WHAT THE TASK REQUIRES:
Output all entries verbatim. Skip pictures.
--- AVAILABLE DATA ---
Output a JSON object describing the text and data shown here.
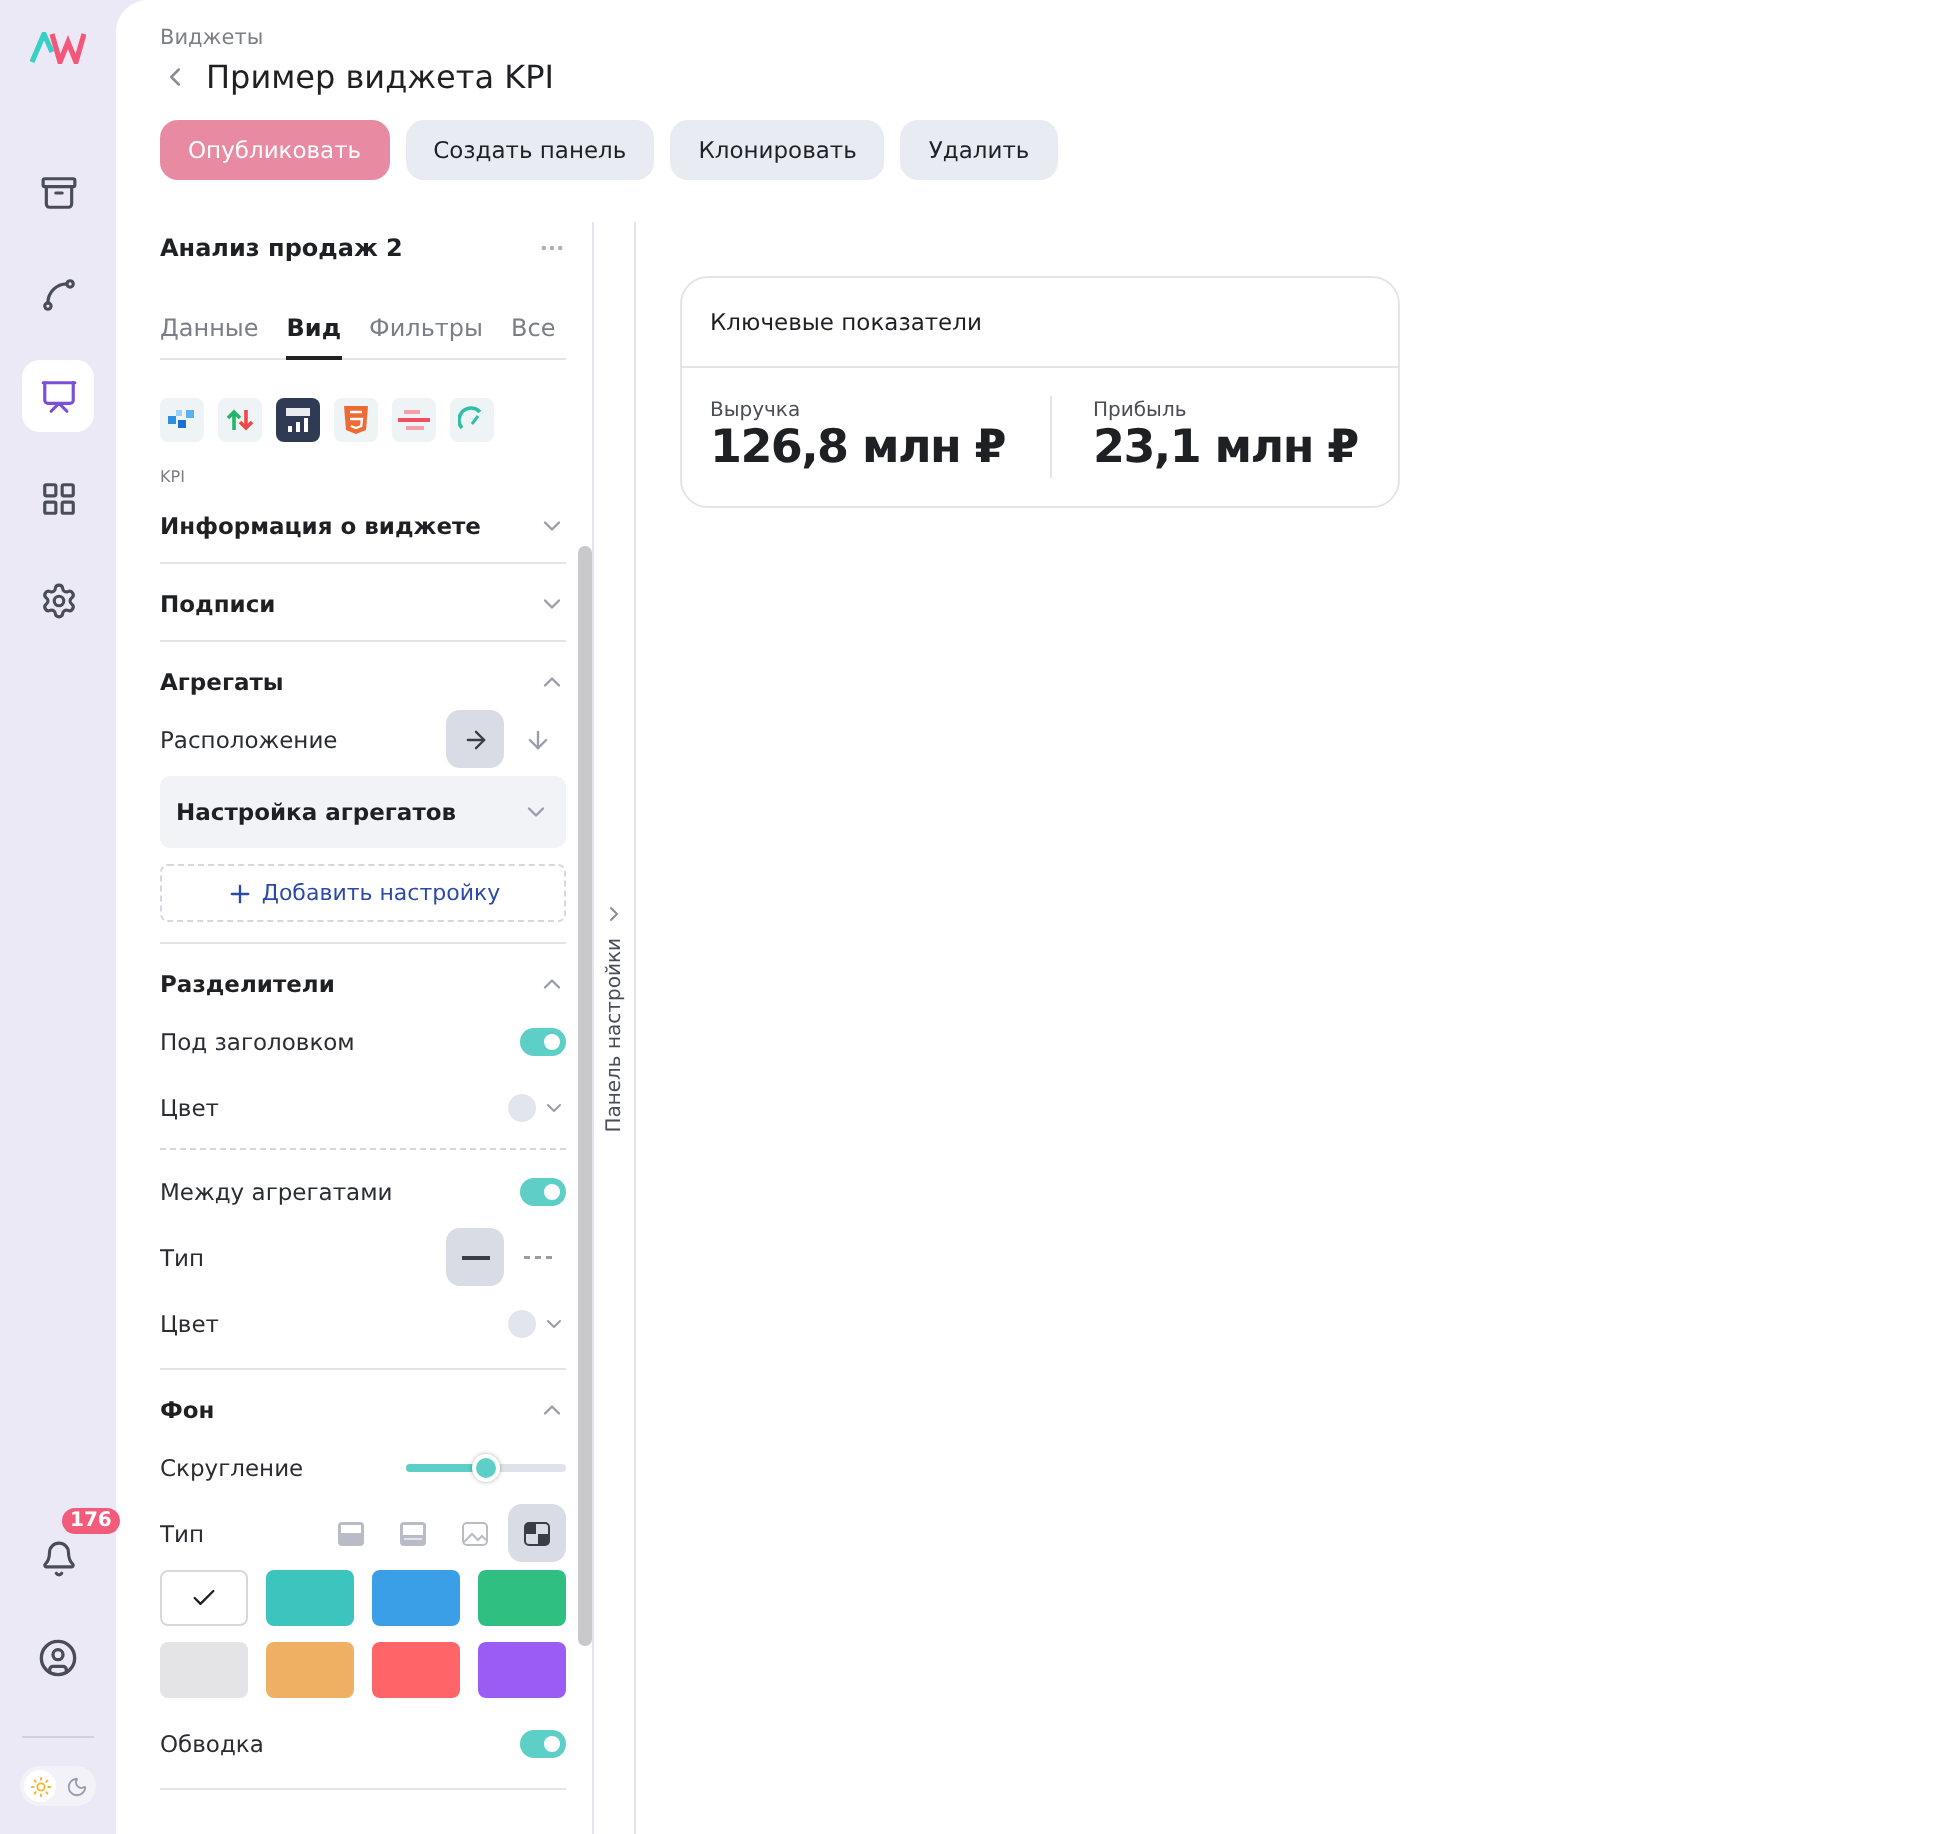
{
  "rail": {
    "items": [
      {
        "kind": "archive",
        "selected": false
      },
      {
        "kind": "graph",
        "selected": false
      },
      {
        "kind": "board",
        "selected": true
      },
      {
        "kind": "apps",
        "selected": false
      },
      {
        "kind": "settings",
        "selected": false
      }
    ],
    "notifications": {
      "badge": "176"
    },
    "theme_options": [
      {
        "kind": "sun",
        "selected": true
      },
      {
        "kind": "moon",
        "selected": false
      }
    ]
  },
  "breadcrumb": "Виджеты",
  "title": "Пример виджета KPI",
  "actions": [
    {
      "label": "Опубликовать",
      "disabled": true
    },
    {
      "label": "Создать панель",
      "disabled": false
    },
    {
      "label": "Клонировать",
      "disabled": false
    },
    {
      "label": "Удалить",
      "disabled": false
    }
  ],
  "panel": {
    "name": "Анализ продаж 2",
    "tabs": [
      {
        "label": "Данные",
        "selected": false
      },
      {
        "label": "Вид",
        "selected": true
      },
      {
        "label": "Фильтры",
        "selected": false
      },
      {
        "label": "Все",
        "selected": false
      }
    ],
    "widget_types": [
      {
        "kind": "heatmap",
        "selected": false
      },
      {
        "kind": "updown",
        "selected": false
      },
      {
        "kind": "kpi",
        "selected": true
      },
      {
        "kind": "html",
        "selected": false
      },
      {
        "kind": "gantt",
        "selected": false
      },
      {
        "kind": "gauge",
        "selected": false
      }
    ],
    "widget_type_label": "KPI",
    "sections": [
      {
        "title": "Информация о виджете",
        "expanded": false
      },
      {
        "title": "Подписи",
        "expanded": false
      },
      {
        "title": "Агрегаты",
        "expanded": true,
        "rows": [
          {
            "kind": "choice",
            "label": "Расположение",
            "options": [
              {
                "kind": "right",
                "selected": true
              },
              {
                "kind": "down",
                "selected": false
              }
            ]
          },
          {
            "kind": "subsection",
            "label": "Настройка агрегатов",
            "expanded": false
          },
          {
            "kind": "add",
            "label": "Добавить настройку"
          }
        ]
      },
      {
        "title": "Разделители",
        "expanded": true,
        "rows": [
          {
            "kind": "toggle",
            "label": "Под заголовком",
            "on": true
          },
          {
            "kind": "color",
            "label": "Цвет"
          },
          {
            "kind": "divider"
          },
          {
            "kind": "toggle",
            "label": "Между агрегатами",
            "on": true
          },
          {
            "kind": "choice",
            "label": "Тип",
            "options": [
              {
                "kind": "solid",
                "selected": true
              },
              {
                "kind": "dashed",
                "selected": false
              }
            ]
          },
          {
            "kind": "color",
            "label": "Цвет"
          }
        ]
      },
      {
        "title": "Фон",
        "expanded": true,
        "rows": [
          {
            "kind": "slider",
            "label": "Скругление",
            "level": 0.5
          },
          {
            "kind": "choice",
            "label": "Тип",
            "options": [
              {
                "kind": "fill",
                "selected": false
              },
              {
                "kind": "gradient",
                "selected": false
              },
              {
                "kind": "image",
                "selected": false
              },
              {
                "kind": "preset",
                "selected": true
              }
            ]
          },
          {
            "kind": "swatches",
            "swatches": [
              {
                "color": "#ffffff",
                "selected": true
              },
              {
                "color": "#3cc4bf",
                "selected": false
              },
              {
                "color": "#3a9fe6",
                "selected": false
              },
              {
                "color": "#2fbf80",
                "selected": false
              },
              {
                "color": "#e4e4e6",
                "selected": false
              },
              {
                "color": "#efb063",
                "selected": false
              },
              {
                "color": "#ff6468",
                "selected": false
              },
              {
                "color": "#9b5cf6",
                "selected": false
              }
            ]
          },
          {
            "kind": "toggle",
            "label": "Обводка",
            "on": true
          }
        ]
      }
    ]
  },
  "side_tab": "Панель настройки",
  "card": {
    "title": "Ключевые показатели",
    "metrics": [
      {
        "label": "Выручка",
        "value": "126,8 млн ₽"
      },
      {
        "label": "Прибыль",
        "value": "23,1 млн ₽"
      }
    ]
  }
}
---
RESPONSE TO THIS EXERCISE:
Output a JSON object describing the text and data shown here.
{
  "rail": {
    "items": [
      {
        "kind": "archive",
        "selected": false
      },
      {
        "kind": "graph",
        "selected": false
      },
      {
        "kind": "board",
        "selected": true
      },
      {
        "kind": "apps",
        "selected": false
      },
      {
        "kind": "settings",
        "selected": false
      }
    ],
    "notifications": {
      "badge": "176"
    },
    "theme_options": [
      {
        "kind": "sun",
        "selected": true
      },
      {
        "kind": "moon",
        "selected": false
      }
    ]
  },
  "breadcrumb": "Виджеты",
  "title": "Пример виджета KPI",
  "actions": [
    {
      "label": "Опубликовать",
      "disabled": true
    },
    {
      "label": "Создать панель",
      "disabled": false
    },
    {
      "label": "Клонировать",
      "disabled": false
    },
    {
      "label": "Удалить",
      "disabled": false
    }
  ],
  "panel": {
    "name": "Анализ продаж 2",
    "tabs": [
      {
        "label": "Данные",
        "selected": false
      },
      {
        "label": "Вид",
        "selected": true
      },
      {
        "label": "Фильтры",
        "selected": false
      },
      {
        "label": "Все",
        "selected": false
      }
    ],
    "widget_types": [
      {
        "kind": "heatmap",
        "selected": false
      },
      {
        "kind": "updown",
        "selected": false
      },
      {
        "kind": "kpi",
        "selected": true
      },
      {
        "kind": "html",
        "selected": false
      },
      {
        "kind": "gantt",
        "selected": false
      },
      {
        "kind": "gauge",
        "selected": false
      }
    ],
    "widget_type_label": "KPI",
    "sections": [
      {
        "title": "Информация о виджете",
        "expanded": false
      },
      {
        "title": "Подписи",
        "expanded": false
      },
      {
        "title": "Агрегаты",
        "expanded": true,
        "rows": [
          {
            "kind": "choice",
            "label": "Расположение",
            "options": [
              {
                "kind": "right",
                "selected": true
              },
              {
                "kind": "down",
                "selected": false
              }
            ]
          },
          {
            "kind": "subsection",
            "label": "Настройка агрегатов",
            "expanded": false
          },
          {
            "kind": "add",
            "label": "Добавить настройку"
          }
        ]
      },
      {
        "title": "Разделители",
        "expanded": true,
        "rows": [
          {
            "kind": "toggle",
            "label": "Под заголовком",
            "on": true
          },
          {
            "kind": "color",
            "label": "Цвет"
          },
          {
            "kind": "divider"
          },
          {
            "kind": "toggle",
            "label": "Между агрегатами",
            "on": true
          },
          {
            "kind": "choice",
            "label": "Тип",
            "options": [
              {
                "kind": "solid",
                "selected": true
              },
              {
                "kind": "dashed",
                "selected": false
              }
            ]
          },
          {
            "kind": "color",
            "label": "Цвет"
          }
        ]
      },
      {
        "title": "Фон",
        "expanded": true,
        "rows": [
          {
            "kind": "slider",
            "label": "Скругление",
            "level": 0.5
          },
          {
            "kind": "choice",
            "label": "Тип",
            "options": [
              {
                "kind": "fill",
                "selected": false
              },
              {
                "kind": "gradient",
                "selected": false
              },
              {
                "kind": "image",
                "selected": false
              },
              {
                "kind": "preset",
                "selected": true
              }
            ]
          },
          {
            "kind": "swatches",
            "swatches": [
              {
                "color": "#ffffff",
                "selected": true
              },
              {
                "color": "#3cc4bf",
                "selected": false
              },
              {
                "color": "#3a9fe6",
                "selected": false
              },
              {
                "color": "#2fbf80",
                "selected": false
              },
              {
                "color": "#e4e4e6",
                "selected": false
              },
              {
                "color": "#efb063",
                "selected": false
              },
              {
                "color": "#ff6468",
                "selected": false
              },
              {
                "color": "#9b5cf6",
                "selected": false
              }
            ]
          },
          {
            "kind": "toggle",
            "label": "Обводка",
            "on": true
          }
        ]
      }
    ]
  },
  "side_tab": "Панель настройки",
  "card": {
    "title": "Ключевые показатели",
    "metrics": [
      {
        "label": "Выручка",
        "value": "126,8 млн ₽"
      },
      {
        "label": "Прибыль",
        "value": "23,1 млн ₽"
      }
    ]
  }
}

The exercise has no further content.